* _Exercise description_
Could you revise the material so that every "displace" becomes "offset", keeping everything else unchanged?

## START

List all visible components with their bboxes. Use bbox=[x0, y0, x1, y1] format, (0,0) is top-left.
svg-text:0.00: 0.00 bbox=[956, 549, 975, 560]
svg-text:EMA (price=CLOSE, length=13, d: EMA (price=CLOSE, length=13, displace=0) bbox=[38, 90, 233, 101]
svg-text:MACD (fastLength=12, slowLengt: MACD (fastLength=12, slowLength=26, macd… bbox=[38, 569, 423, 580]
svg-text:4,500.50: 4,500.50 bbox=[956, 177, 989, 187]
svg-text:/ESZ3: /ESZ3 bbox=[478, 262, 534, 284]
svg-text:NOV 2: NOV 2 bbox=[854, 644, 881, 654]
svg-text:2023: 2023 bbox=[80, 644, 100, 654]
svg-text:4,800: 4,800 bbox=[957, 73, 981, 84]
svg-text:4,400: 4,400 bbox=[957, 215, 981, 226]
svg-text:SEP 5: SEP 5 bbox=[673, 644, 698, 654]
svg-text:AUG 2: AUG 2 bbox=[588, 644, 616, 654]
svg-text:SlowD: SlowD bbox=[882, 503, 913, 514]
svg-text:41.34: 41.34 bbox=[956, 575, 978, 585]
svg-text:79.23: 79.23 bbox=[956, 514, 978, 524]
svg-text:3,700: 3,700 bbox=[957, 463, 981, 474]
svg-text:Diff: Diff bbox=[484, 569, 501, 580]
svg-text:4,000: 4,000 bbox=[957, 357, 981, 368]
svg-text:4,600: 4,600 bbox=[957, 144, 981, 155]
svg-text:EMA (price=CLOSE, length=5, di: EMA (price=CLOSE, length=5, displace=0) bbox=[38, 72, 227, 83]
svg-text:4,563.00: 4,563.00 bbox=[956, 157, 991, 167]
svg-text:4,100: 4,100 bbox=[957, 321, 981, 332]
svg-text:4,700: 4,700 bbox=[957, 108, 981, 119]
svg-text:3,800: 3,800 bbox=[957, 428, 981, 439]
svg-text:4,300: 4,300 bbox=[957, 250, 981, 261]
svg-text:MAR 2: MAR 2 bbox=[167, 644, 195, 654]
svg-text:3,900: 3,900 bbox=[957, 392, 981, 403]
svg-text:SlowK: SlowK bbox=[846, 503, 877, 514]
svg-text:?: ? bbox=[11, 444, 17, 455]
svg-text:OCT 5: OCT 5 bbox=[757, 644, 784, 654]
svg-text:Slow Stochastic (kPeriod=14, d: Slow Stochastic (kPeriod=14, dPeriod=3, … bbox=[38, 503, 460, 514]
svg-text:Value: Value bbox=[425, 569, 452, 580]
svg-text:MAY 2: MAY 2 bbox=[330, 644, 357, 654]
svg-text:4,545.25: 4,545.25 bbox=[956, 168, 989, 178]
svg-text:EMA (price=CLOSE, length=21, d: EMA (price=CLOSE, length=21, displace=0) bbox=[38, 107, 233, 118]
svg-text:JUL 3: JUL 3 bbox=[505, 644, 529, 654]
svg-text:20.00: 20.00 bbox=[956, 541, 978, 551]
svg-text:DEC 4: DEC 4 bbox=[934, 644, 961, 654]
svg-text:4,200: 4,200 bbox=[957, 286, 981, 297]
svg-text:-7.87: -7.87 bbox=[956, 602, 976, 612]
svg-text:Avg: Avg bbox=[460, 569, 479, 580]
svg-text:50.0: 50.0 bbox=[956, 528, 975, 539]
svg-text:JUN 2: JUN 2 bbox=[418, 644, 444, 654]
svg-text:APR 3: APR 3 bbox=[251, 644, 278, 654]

## END

* _Answer to this task_
List all visible components with their bboxes. Use bbox=[x0, y0, x1, y1] format, (0,0) is top-left.
svg-text:0.00: 0.00 bbox=[956, 549, 975, 560]
svg-text:EMA (price=CLOSE, length=13, d: EMA (price=CLOSE, length=13, offset=0) bbox=[38, 90, 233, 101]
svg-text:MACD (fastLength=12, slowLengt: MACD (fastLength=12, slowLength=26, macd… bbox=[38, 569, 423, 580]
svg-text:4,500.50: 4,500.50 bbox=[956, 177, 989, 187]
svg-text:/ESZ3: /ESZ3 bbox=[478, 262, 534, 284]
svg-text:NOV 2: NOV 2 bbox=[854, 644, 881, 654]
svg-text:2023: 2023 bbox=[80, 644, 100, 654]
svg-text:4,800: 4,800 bbox=[957, 73, 981, 84]
svg-text:4,400: 4,400 bbox=[957, 215, 981, 226]
svg-text:SEP 5: SEP 5 bbox=[673, 644, 698, 654]
svg-text:AUG 2: AUG 2 bbox=[588, 644, 616, 654]
svg-text:SlowD: SlowD bbox=[882, 503, 913, 514]
svg-text:41.34: 41.34 bbox=[956, 575, 978, 585]
svg-text:79.23: 79.23 bbox=[956, 514, 978, 524]
svg-text:3,700: 3,700 bbox=[957, 463, 981, 474]
svg-text:Diff: Diff bbox=[484, 569, 501, 580]
svg-text:4,000: 4,000 bbox=[957, 357, 981, 368]
svg-text:4,600: 4,600 bbox=[957, 144, 981, 155]
svg-text:EMA (price=CLOSE, length=5, di: EMA (price=CLOSE, length=5, offset=0) bbox=[38, 72, 227, 83]
svg-text:4,563.00: 4,563.00 bbox=[956, 157, 991, 167]
svg-text:4,100: 4,100 bbox=[957, 321, 981, 332]
svg-text:4,700: 4,700 bbox=[957, 108, 981, 119]
svg-text:3,800: 3,800 bbox=[957, 428, 981, 439]
svg-text:4,300: 4,300 bbox=[957, 250, 981, 261]
svg-text:MAR 2: MAR 2 bbox=[167, 644, 195, 654]
svg-text:3,900: 3,900 bbox=[957, 392, 981, 403]
svg-text:SlowK: SlowK bbox=[846, 503, 877, 514]
svg-text:?: ? bbox=[11, 444, 17, 455]
svg-text:OCT 5: OCT 5 bbox=[757, 644, 784, 654]
svg-text:Slow Stochastic (kPeriod=14, d: Slow Stochastic (kPeriod=14, dPeriod=3, … bbox=[38, 503, 460, 514]
svg-text:Value: Value bbox=[425, 569, 452, 580]
svg-text:MAY 2: MAY 2 bbox=[330, 644, 357, 654]
svg-text:4,545.25: 4,545.25 bbox=[956, 168, 989, 178]
svg-text:EMA (price=CLOSE, length=21, d: EMA (price=CLOSE, length=21, offset=0) bbox=[38, 107, 233, 118]
svg-text:JUL 3: JUL 3 bbox=[505, 644, 529, 654]
svg-text:20.00: 20.00 bbox=[956, 541, 978, 551]
svg-text:DEC 4: DEC 4 bbox=[934, 644, 961, 654]
svg-text:4,200: 4,200 bbox=[957, 286, 981, 297]
svg-text:-7.87: -7.87 bbox=[956, 602, 976, 612]
svg-text:Avg: Avg bbox=[460, 569, 479, 580]
svg-text:50.0: 50.0 bbox=[956, 528, 975, 539]
svg-text:JUN 2: JUN 2 bbox=[418, 644, 444, 654]
svg-text:APR 3: APR 3 bbox=[251, 644, 278, 654]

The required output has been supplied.